**What is expected:** Say how many lines in the data below contain the word "this", and give no other text.

**Structured figure records:**
------------------------------------
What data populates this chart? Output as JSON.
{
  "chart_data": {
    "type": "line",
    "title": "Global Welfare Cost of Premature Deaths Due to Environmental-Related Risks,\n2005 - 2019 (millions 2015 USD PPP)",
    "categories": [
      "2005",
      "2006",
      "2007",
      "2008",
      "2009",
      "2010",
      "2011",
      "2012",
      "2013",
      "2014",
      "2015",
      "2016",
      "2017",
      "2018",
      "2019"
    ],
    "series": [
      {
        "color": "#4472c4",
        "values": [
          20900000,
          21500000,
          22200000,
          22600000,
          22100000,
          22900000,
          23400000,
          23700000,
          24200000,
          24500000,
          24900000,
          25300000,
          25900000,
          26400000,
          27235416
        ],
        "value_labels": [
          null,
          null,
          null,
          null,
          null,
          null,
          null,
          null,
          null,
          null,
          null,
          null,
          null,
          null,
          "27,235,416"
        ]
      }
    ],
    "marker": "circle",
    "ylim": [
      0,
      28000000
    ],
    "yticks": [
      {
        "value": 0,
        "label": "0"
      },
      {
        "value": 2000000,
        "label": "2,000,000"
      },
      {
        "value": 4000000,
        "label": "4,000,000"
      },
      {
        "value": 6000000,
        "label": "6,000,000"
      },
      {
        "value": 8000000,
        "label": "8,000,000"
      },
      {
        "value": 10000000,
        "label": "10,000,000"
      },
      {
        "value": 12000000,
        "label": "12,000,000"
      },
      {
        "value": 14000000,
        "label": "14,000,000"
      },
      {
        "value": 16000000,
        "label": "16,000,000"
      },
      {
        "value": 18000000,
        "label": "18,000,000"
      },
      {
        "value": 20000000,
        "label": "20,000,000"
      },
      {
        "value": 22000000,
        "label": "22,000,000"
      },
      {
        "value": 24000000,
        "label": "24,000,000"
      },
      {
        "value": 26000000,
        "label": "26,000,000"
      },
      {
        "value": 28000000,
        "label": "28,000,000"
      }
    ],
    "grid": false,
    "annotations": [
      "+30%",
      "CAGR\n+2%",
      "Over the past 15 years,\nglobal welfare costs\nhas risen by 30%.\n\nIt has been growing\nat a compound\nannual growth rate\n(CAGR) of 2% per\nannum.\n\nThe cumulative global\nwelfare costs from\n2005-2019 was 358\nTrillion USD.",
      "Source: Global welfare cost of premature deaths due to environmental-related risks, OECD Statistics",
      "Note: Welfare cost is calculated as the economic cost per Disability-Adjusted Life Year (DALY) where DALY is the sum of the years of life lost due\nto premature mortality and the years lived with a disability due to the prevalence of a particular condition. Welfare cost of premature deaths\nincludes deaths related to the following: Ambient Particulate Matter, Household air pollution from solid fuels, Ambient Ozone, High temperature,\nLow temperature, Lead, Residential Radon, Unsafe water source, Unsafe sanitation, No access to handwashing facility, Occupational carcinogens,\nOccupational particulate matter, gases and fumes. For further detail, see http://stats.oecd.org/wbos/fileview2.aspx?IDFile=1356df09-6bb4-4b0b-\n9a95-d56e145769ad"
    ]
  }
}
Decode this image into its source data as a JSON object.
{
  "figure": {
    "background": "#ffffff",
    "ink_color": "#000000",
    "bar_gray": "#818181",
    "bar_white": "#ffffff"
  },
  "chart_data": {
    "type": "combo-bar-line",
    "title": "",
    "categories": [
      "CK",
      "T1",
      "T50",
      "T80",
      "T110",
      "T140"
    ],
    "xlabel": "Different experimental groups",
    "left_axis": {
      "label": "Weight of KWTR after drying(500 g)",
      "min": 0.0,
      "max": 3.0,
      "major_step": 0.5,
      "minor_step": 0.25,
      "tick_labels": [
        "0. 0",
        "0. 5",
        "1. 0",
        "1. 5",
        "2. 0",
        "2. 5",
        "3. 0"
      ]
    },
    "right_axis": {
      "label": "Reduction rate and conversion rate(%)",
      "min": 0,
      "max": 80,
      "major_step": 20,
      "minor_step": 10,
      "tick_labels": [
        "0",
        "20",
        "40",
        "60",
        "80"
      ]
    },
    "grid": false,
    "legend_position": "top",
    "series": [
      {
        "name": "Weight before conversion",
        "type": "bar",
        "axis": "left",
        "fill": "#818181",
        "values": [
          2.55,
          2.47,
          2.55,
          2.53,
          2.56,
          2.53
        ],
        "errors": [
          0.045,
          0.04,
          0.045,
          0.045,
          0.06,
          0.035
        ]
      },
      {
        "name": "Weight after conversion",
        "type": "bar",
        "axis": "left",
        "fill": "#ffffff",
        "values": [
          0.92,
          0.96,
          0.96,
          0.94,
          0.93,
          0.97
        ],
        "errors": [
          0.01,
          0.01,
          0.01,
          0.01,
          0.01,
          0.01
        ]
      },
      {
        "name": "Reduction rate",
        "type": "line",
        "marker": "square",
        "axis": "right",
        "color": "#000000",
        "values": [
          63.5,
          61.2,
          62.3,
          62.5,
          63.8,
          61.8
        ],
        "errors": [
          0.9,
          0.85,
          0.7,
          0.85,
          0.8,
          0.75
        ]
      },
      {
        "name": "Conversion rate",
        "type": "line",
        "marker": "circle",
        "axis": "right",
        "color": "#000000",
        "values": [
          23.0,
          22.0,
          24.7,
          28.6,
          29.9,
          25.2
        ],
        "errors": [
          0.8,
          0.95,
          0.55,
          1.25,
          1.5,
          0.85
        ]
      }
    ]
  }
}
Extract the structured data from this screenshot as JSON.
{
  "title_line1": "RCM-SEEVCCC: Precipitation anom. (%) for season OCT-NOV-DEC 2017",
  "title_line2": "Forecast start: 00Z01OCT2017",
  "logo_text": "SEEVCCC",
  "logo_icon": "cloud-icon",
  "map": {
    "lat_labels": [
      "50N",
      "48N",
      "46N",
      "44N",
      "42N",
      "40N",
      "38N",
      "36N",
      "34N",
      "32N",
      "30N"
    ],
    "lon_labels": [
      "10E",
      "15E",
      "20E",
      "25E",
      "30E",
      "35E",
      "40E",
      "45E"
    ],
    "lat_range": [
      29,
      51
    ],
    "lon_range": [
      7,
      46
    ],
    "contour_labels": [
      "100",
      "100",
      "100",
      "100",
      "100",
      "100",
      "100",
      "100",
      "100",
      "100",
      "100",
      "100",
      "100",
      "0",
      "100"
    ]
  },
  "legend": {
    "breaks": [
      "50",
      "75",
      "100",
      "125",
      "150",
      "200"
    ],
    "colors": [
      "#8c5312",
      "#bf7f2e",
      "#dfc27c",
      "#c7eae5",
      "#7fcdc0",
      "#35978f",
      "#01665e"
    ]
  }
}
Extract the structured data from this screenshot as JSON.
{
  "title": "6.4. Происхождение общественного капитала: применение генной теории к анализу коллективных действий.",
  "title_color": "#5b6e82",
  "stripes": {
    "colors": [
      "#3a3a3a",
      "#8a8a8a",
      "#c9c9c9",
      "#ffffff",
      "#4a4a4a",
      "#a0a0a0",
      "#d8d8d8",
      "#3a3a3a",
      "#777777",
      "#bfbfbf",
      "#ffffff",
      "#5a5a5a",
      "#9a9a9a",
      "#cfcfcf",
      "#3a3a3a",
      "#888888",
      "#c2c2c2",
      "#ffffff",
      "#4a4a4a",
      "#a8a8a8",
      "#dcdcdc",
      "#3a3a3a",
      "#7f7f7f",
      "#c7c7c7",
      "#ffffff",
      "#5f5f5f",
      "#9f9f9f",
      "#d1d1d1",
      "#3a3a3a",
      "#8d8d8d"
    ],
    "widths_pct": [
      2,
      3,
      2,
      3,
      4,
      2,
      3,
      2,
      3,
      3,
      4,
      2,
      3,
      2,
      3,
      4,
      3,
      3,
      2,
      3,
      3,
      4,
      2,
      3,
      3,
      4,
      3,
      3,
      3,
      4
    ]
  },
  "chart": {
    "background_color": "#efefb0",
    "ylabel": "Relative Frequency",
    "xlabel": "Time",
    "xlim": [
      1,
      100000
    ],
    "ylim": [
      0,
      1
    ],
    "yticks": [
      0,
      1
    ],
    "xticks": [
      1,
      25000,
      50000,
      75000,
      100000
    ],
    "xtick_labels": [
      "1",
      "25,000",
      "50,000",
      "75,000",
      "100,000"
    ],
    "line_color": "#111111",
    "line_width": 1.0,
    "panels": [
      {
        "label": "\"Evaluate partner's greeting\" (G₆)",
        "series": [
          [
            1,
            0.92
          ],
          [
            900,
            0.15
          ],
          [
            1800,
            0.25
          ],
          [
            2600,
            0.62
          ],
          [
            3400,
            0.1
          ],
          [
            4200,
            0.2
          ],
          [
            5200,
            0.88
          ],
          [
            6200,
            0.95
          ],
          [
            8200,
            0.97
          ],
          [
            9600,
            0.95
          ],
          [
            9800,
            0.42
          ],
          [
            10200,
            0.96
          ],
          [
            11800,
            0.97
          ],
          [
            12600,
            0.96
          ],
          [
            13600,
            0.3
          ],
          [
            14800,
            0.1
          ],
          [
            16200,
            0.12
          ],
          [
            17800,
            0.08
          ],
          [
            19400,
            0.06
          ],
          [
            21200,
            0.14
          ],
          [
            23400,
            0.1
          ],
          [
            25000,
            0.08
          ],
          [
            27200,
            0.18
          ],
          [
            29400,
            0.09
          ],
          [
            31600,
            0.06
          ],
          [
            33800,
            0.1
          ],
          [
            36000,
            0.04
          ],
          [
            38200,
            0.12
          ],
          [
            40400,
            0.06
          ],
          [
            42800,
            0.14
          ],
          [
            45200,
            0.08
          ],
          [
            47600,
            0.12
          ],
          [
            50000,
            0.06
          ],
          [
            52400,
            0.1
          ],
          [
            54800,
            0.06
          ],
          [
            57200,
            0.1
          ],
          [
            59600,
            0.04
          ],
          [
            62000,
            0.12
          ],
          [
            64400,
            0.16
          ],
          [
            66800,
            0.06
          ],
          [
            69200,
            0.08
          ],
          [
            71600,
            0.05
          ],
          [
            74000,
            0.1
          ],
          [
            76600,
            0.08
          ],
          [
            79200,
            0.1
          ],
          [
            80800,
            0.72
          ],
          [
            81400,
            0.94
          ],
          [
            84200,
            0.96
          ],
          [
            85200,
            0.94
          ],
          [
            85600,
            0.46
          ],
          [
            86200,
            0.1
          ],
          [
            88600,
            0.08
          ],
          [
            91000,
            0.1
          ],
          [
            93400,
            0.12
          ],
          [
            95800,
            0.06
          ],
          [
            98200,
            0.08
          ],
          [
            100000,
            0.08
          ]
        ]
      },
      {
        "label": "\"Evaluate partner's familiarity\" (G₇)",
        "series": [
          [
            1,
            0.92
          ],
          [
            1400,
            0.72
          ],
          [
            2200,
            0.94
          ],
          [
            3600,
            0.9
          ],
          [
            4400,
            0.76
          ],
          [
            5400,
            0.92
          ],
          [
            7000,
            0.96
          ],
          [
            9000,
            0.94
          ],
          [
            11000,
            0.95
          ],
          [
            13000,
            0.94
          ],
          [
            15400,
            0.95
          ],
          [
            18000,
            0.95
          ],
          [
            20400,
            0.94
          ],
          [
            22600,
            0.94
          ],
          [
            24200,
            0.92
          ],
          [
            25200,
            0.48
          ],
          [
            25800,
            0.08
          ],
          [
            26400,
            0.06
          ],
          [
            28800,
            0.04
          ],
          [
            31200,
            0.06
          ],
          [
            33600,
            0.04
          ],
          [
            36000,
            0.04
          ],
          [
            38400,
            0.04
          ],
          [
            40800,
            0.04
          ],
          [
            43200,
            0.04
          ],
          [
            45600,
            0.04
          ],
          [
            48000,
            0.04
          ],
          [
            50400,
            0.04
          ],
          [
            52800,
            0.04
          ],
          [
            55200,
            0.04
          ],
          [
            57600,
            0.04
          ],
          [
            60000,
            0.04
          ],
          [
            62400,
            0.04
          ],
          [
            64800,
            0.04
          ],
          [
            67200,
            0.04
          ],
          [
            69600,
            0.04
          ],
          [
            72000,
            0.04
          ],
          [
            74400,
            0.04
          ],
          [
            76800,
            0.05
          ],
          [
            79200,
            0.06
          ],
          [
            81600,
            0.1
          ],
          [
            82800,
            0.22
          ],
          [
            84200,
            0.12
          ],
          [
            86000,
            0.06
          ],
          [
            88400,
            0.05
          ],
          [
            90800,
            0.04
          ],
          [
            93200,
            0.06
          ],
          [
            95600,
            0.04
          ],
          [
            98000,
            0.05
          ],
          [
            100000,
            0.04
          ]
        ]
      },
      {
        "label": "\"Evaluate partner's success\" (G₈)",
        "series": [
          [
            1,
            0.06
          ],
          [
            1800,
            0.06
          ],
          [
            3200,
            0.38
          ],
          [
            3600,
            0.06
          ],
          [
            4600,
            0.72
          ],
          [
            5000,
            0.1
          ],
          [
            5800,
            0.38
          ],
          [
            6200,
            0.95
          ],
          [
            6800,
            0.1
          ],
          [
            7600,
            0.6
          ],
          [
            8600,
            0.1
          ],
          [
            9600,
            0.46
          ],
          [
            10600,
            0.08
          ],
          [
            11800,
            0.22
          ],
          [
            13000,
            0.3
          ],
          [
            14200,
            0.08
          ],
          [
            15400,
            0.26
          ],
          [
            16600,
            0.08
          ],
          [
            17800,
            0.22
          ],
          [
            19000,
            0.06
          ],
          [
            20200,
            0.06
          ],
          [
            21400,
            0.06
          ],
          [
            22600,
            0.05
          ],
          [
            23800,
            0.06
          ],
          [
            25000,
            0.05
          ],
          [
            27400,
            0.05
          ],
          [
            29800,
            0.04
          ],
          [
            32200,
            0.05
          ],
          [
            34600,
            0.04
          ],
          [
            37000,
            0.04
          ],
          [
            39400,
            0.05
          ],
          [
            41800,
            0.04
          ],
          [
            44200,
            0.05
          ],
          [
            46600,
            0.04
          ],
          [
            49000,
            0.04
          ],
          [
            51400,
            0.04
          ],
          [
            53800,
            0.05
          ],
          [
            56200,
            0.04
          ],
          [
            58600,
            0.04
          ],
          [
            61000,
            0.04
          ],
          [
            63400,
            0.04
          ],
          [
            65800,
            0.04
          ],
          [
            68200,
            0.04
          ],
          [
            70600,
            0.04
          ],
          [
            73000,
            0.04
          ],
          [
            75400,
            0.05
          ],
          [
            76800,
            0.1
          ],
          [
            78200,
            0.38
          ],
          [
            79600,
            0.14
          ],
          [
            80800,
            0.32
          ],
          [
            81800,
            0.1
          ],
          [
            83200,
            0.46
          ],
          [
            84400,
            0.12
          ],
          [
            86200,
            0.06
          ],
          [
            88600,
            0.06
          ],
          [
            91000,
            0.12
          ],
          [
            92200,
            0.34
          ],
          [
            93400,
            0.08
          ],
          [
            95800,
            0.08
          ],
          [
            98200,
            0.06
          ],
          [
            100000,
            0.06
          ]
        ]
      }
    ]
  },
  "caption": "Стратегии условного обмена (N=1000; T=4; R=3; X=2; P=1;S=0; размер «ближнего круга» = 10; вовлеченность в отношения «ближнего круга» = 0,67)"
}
------------------------------------
**Response to the task:** 4